_Given request_
Your task is to copy the listing exactly. Drop any pictures from the copy.
[Begin Records provided]
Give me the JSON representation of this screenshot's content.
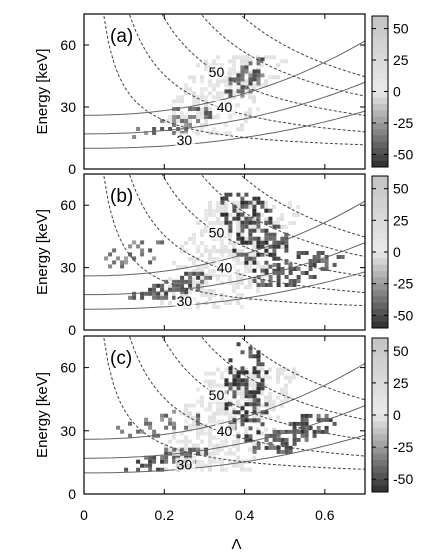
{
  "chart_data": [
    {
      "type": "heatmap",
      "panel_label": "(a)",
      "ylabel": "Energy [keV]",
      "xlim": [
        0,
        0.7
      ],
      "ylim": [
        0,
        75
      ],
      "yticks": [
        "0",
        "30",
        "60"
      ],
      "ytick_values": [
        0,
        30,
        60
      ],
      "contour_labels": [
        {
          "text": "50",
          "x": 0.33,
          "y": 46
        },
        {
          "text": "40",
          "x": 0.35,
          "y": 29
        },
        {
          "text": "30",
          "x": 0.25,
          "y": 13
        }
      ],
      "clusters": [
        {
          "x": [
            0.03,
            0.65
          ],
          "y": [
            18,
            55
          ],
          "level": 10,
          "density": 0.55,
          "tilt": 55
        },
        {
          "x": [
            0.1,
            0.33
          ],
          "y": [
            16,
            30
          ],
          "level": -35,
          "density": 0.3,
          "tilt": 20
        },
        {
          "x": [
            0.33,
            0.47
          ],
          "y": [
            36,
            54
          ],
          "level": -40,
          "density": 0.5,
          "tilt": 50
        }
      ]
    },
    {
      "type": "heatmap",
      "panel_label": "(b)",
      "ylabel": "Energy [keV]",
      "xlim": [
        0,
        0.7
      ],
      "ylim": [
        0,
        75
      ],
      "yticks": [
        "0",
        "30",
        "60"
      ],
      "ytick_values": [
        0,
        30,
        60
      ],
      "contour_labels": [
        {
          "text": "50",
          "x": 0.33,
          "y": 46
        },
        {
          "text": "40",
          "x": 0.35,
          "y": 29
        },
        {
          "text": "30",
          "x": 0.25,
          "y": 13
        }
      ],
      "clusters": [
        {
          "x": [
            0.03,
            0.68
          ],
          "y": [
            12,
            62
          ],
          "level": 10,
          "density": 0.6,
          "tilt": 60
        },
        {
          "x": [
            0.1,
            0.35
          ],
          "y": [
            16,
            28
          ],
          "level": -45,
          "density": 0.65,
          "tilt": 22
        },
        {
          "x": [
            0.3,
            0.55
          ],
          "y": [
            28,
            66
          ],
          "level": -50,
          "density": 0.6,
          "tilt": 120
        },
        {
          "x": [
            0.4,
            0.66
          ],
          "y": [
            22,
            38
          ],
          "level": -45,
          "density": 0.6,
          "tilt": 25
        },
        {
          "x": [
            0.05,
            0.2
          ],
          "y": [
            30,
            45
          ],
          "level": -35,
          "density": 0.3,
          "tilt": 15
        }
      ]
    },
    {
      "type": "heatmap",
      "panel_label": "(c)",
      "ylabel": "Energy [keV]",
      "xlabel": "Λ",
      "xlim": [
        0,
        0.7
      ],
      "ylim": [
        0,
        75
      ],
      "xticks": [
        "0",
        "0.2",
        "0.4",
        "0.6"
      ],
      "xtick_values": [
        0,
        0.2,
        0.4,
        0.6
      ],
      "yticks": [
        "0",
        "30",
        "60"
      ],
      "ytick_values": [
        0,
        30,
        60
      ],
      "contour_labels": [
        {
          "text": "50",
          "x": 0.33,
          "y": 46
        },
        {
          "text": "40",
          "x": 0.35,
          "y": 29
        },
        {
          "text": "30",
          "x": 0.25,
          "y": 13
        }
      ],
      "clusters": [
        {
          "x": [
            0.03,
            0.68
          ],
          "y": [
            12,
            60
          ],
          "level": 10,
          "density": 0.6,
          "tilt": 60
        },
        {
          "x": [
            0.1,
            0.32
          ],
          "y": [
            12,
            22
          ],
          "level": -45,
          "density": 0.55,
          "tilt": 15
        },
        {
          "x": [
            0.33,
            0.47
          ],
          "y": [
            26,
            72
          ],
          "level": -50,
          "density": 0.55,
          "tilt": 90
        },
        {
          "x": [
            0.42,
            0.62
          ],
          "y": [
            20,
            38
          ],
          "level": -45,
          "density": 0.6,
          "tilt": 25
        },
        {
          "x": [
            0.08,
            0.3
          ],
          "y": [
            28,
            40
          ],
          "level": -35,
          "density": 0.3,
          "tilt": 10
        }
      ]
    }
  ],
  "colorbar": {
    "ticks": [
      "50",
      "25",
      "0",
      "-25",
      "-50"
    ],
    "tick_values": [
      50,
      25,
      0,
      -25,
      -50
    ],
    "range": [
      -60,
      60
    ]
  }
}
[End Records provided]
_Complete response_
Give me the JSON representation of this screenshot's content.
{
  "chart_data": [
    {
      "type": "heatmap",
      "panel_label": "(a)",
      "ylabel": "Energy [keV]",
      "xlim": [
        0,
        0.7
      ],
      "ylim": [
        0,
        75
      ],
      "yticks": [
        "0",
        "30",
        "60"
      ],
      "ytick_values": [
        0,
        30,
        60
      ],
      "contour_labels": [
        {
          "text": "50",
          "x": 0.33,
          "y": 46
        },
        {
          "text": "40",
          "x": 0.35,
          "y": 29
        },
        {
          "text": "30",
          "x": 0.25,
          "y": 13
        }
      ],
      "clusters": [
        {
          "x": [
            0.03,
            0.65
          ],
          "y": [
            18,
            55
          ],
          "level": 10,
          "density": 0.55,
          "tilt": 55
        },
        {
          "x": [
            0.1,
            0.33
          ],
          "y": [
            16,
            30
          ],
          "level": -35,
          "density": 0.3,
          "tilt": 20
        },
        {
          "x": [
            0.33,
            0.47
          ],
          "y": [
            36,
            54
          ],
          "level": -40,
          "density": 0.5,
          "tilt": 50
        }
      ]
    },
    {
      "type": "heatmap",
      "panel_label": "(b)",
      "ylabel": "Energy [keV]",
      "xlim": [
        0,
        0.7
      ],
      "ylim": [
        0,
        75
      ],
      "yticks": [
        "0",
        "30",
        "60"
      ],
      "ytick_values": [
        0,
        30,
        60
      ],
      "contour_labels": [
        {
          "text": "50",
          "x": 0.33,
          "y": 46
        },
        {
          "text": "40",
          "x": 0.35,
          "y": 29
        },
        {
          "text": "30",
          "x": 0.25,
          "y": 13
        }
      ],
      "clusters": [
        {
          "x": [
            0.03,
            0.68
          ],
          "y": [
            12,
            62
          ],
          "level": 10,
          "density": 0.6,
          "tilt": 60
        },
        {
          "x": [
            0.1,
            0.35
          ],
          "y": [
            16,
            28
          ],
          "level": -45,
          "density": 0.65,
          "tilt": 22
        },
        {
          "x": [
            0.3,
            0.55
          ],
          "y": [
            28,
            66
          ],
          "level": -50,
          "density": 0.6,
          "tilt": 120
        },
        {
          "x": [
            0.4,
            0.66
          ],
          "y": [
            22,
            38
          ],
          "level": -45,
          "density": 0.6,
          "tilt": 25
        },
        {
          "x": [
            0.05,
            0.2
          ],
          "y": [
            30,
            45
          ],
          "level": -35,
          "density": 0.3,
          "tilt": 15
        }
      ]
    },
    {
      "type": "heatmap",
      "panel_label": "(c)",
      "ylabel": "Energy [keV]",
      "xlabel": "Λ",
      "xlim": [
        0,
        0.7
      ],
      "ylim": [
        0,
        75
      ],
      "xticks": [
        "0",
        "0.2",
        "0.4",
        "0.6"
      ],
      "xtick_values": [
        0,
        0.2,
        0.4,
        0.6
      ],
      "yticks": [
        "0",
        "30",
        "60"
      ],
      "ytick_values": [
        0,
        30,
        60
      ],
      "contour_labels": [
        {
          "text": "50",
          "x": 0.33,
          "y": 46
        },
        {
          "text": "40",
          "x": 0.35,
          "y": 29
        },
        {
          "text": "30",
          "x": 0.25,
          "y": 13
        }
      ],
      "clusters": [
        {
          "x": [
            0.03,
            0.68
          ],
          "y": [
            12,
            60
          ],
          "level": 10,
          "density": 0.6,
          "tilt": 60
        },
        {
          "x": [
            0.1,
            0.32
          ],
          "y": [
            12,
            22
          ],
          "level": -45,
          "density": 0.55,
          "tilt": 15
        },
        {
          "x": [
            0.33,
            0.47
          ],
          "y": [
            26,
            72
          ],
          "level": -50,
          "density": 0.55,
          "tilt": 90
        },
        {
          "x": [
            0.42,
            0.62
          ],
          "y": [
            20,
            38
          ],
          "level": -45,
          "density": 0.6,
          "tilt": 25
        },
        {
          "x": [
            0.08,
            0.3
          ],
          "y": [
            28,
            40
          ],
          "level": -35,
          "density": 0.3,
          "tilt": 10
        }
      ]
    }
  ],
  "colorbar": {
    "ticks": [
      "50",
      "25",
      "0",
      "-25",
      "-50"
    ],
    "tick_values": [
      50,
      25,
      0,
      -25,
      -50
    ],
    "range": [
      -60,
      60
    ]
  }
}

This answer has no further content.